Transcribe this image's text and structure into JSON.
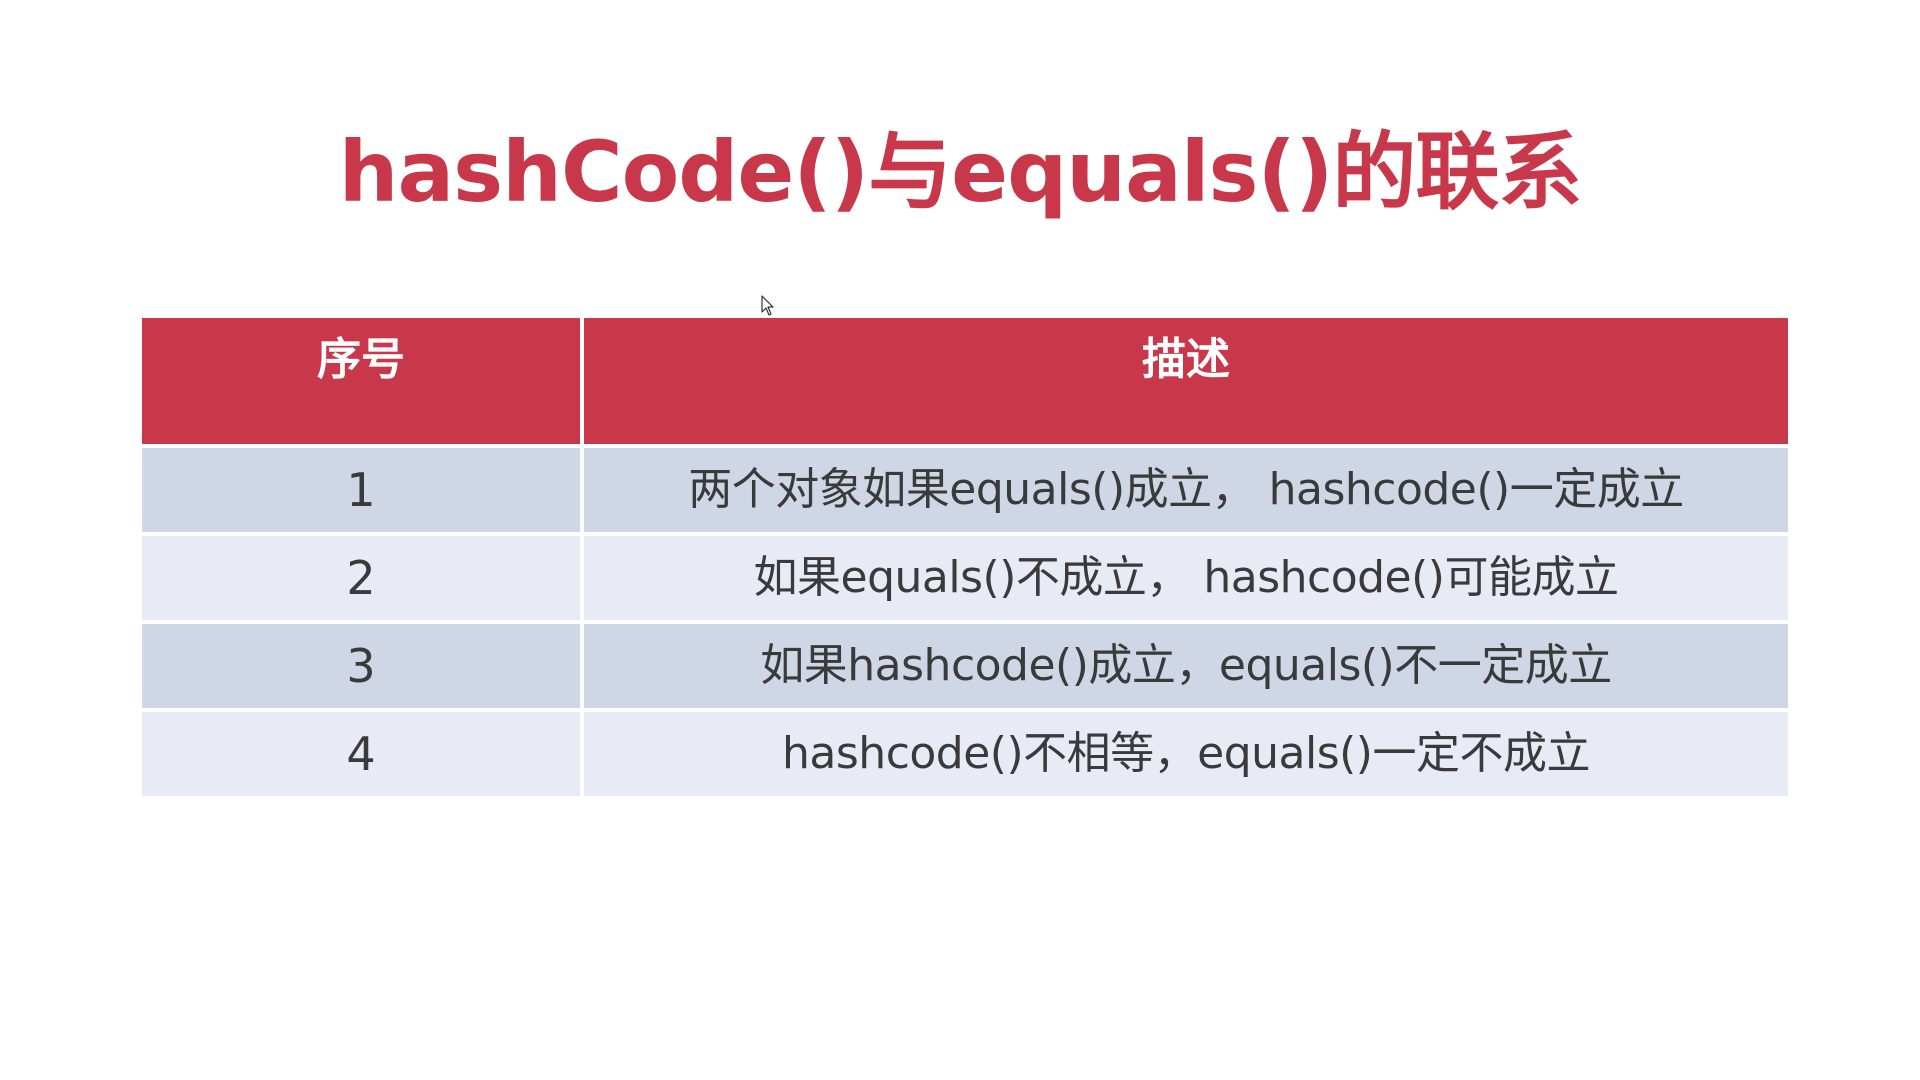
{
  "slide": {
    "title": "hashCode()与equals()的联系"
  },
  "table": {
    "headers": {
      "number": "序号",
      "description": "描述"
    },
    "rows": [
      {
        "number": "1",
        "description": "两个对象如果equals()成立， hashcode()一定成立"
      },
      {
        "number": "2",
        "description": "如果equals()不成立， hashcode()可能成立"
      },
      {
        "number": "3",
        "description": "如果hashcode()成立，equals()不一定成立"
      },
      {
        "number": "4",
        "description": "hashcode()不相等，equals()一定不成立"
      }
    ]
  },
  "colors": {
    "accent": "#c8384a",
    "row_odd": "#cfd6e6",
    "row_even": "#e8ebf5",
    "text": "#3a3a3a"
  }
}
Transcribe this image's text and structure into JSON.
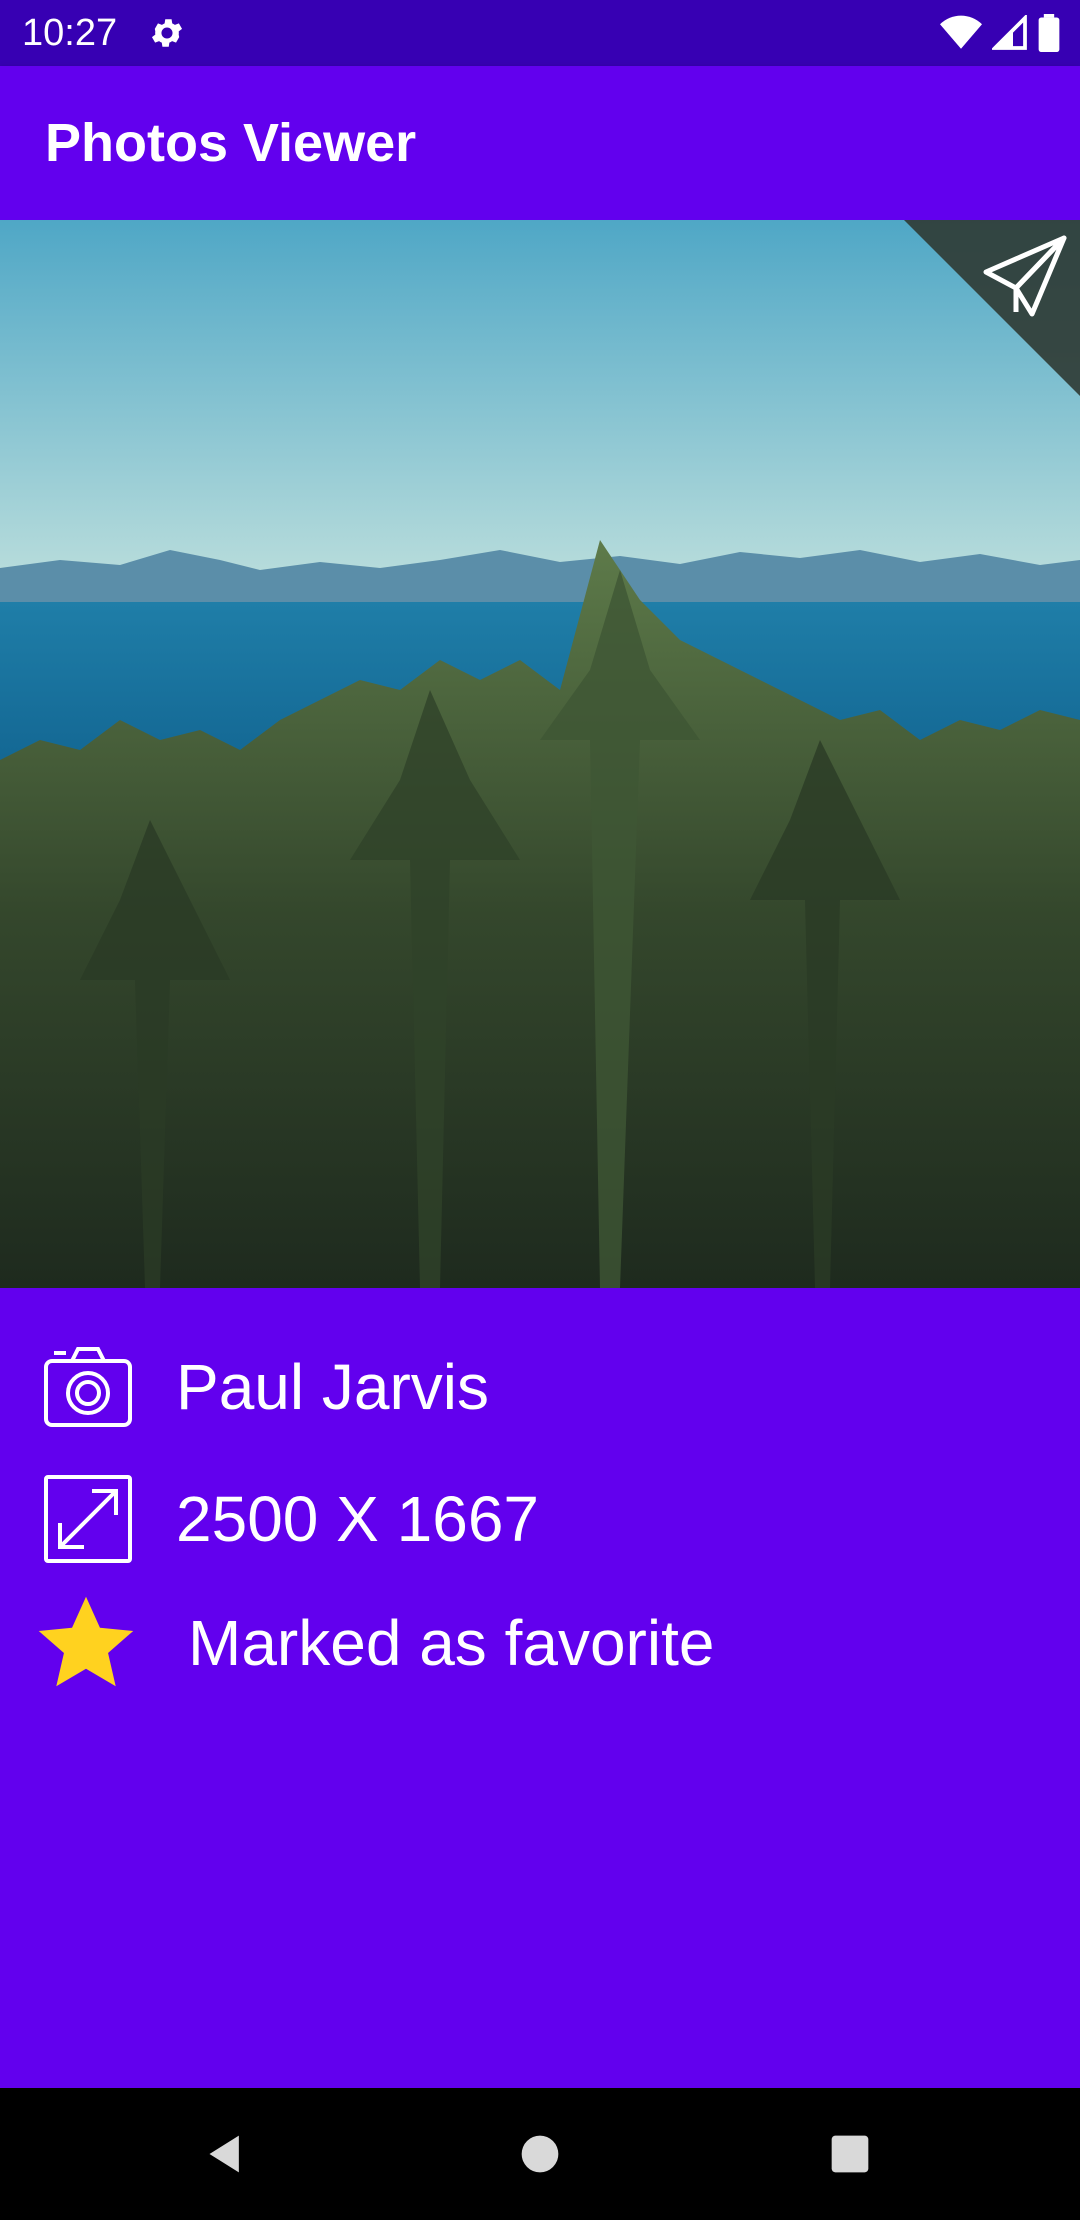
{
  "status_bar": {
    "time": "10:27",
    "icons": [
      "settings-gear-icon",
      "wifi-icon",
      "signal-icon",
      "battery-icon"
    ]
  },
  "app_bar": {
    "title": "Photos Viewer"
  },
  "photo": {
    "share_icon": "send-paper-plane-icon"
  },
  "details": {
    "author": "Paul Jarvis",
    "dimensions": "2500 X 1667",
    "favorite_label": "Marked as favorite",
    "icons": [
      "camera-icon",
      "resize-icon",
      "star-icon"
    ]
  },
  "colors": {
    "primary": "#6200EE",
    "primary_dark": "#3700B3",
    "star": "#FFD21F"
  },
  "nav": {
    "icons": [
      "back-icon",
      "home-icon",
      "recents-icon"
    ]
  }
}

## Exercise brief
Repeat all the records above exactly, leaving out any pictures.

## Full response
Transcribe this image's text and structure into JSON.
{
  "slide": {
    "title": "hashCode()与equals()的联系"
  },
  "table": {
    "headers": {
      "number": "序号",
      "description": "描述"
    },
    "rows": [
      {
        "number": "1",
        "description": "两个对象如果equals()成立， hashcode()一定成立"
      },
      {
        "number": "2",
        "description": "如果equals()不成立， hashcode()可能成立"
      },
      {
        "number": "3",
        "description": "如果hashcode()成立，equals()不一定成立"
      },
      {
        "number": "4",
        "description": "hashcode()不相等，equals()一定不成立"
      }
    ]
  },
  "colors": {
    "accent": "#c8384a",
    "row_odd": "#cfd6e6",
    "row_even": "#e8ebf5",
    "text": "#3a3a3a"
  }
}
Transcribe this image's text and structure into JSON.
{
  "status_bar": {
    "time": "10:27",
    "icons": [
      "settings-gear-icon",
      "wifi-icon",
      "signal-icon",
      "battery-icon"
    ]
  },
  "app_bar": {
    "title": "Photos Viewer"
  },
  "photo": {
    "share_icon": "send-paper-plane-icon"
  },
  "details": {
    "author": "Paul Jarvis",
    "dimensions": "2500 X 1667",
    "favorite_label": "Marked as favorite",
    "icons": [
      "camera-icon",
      "resize-icon",
      "star-icon"
    ]
  },
  "colors": {
    "primary": "#6200EE",
    "primary_dark": "#3700B3",
    "star": "#FFD21F"
  },
  "nav": {
    "icons": [
      "back-icon",
      "home-icon",
      "recents-icon"
    ]
  }
}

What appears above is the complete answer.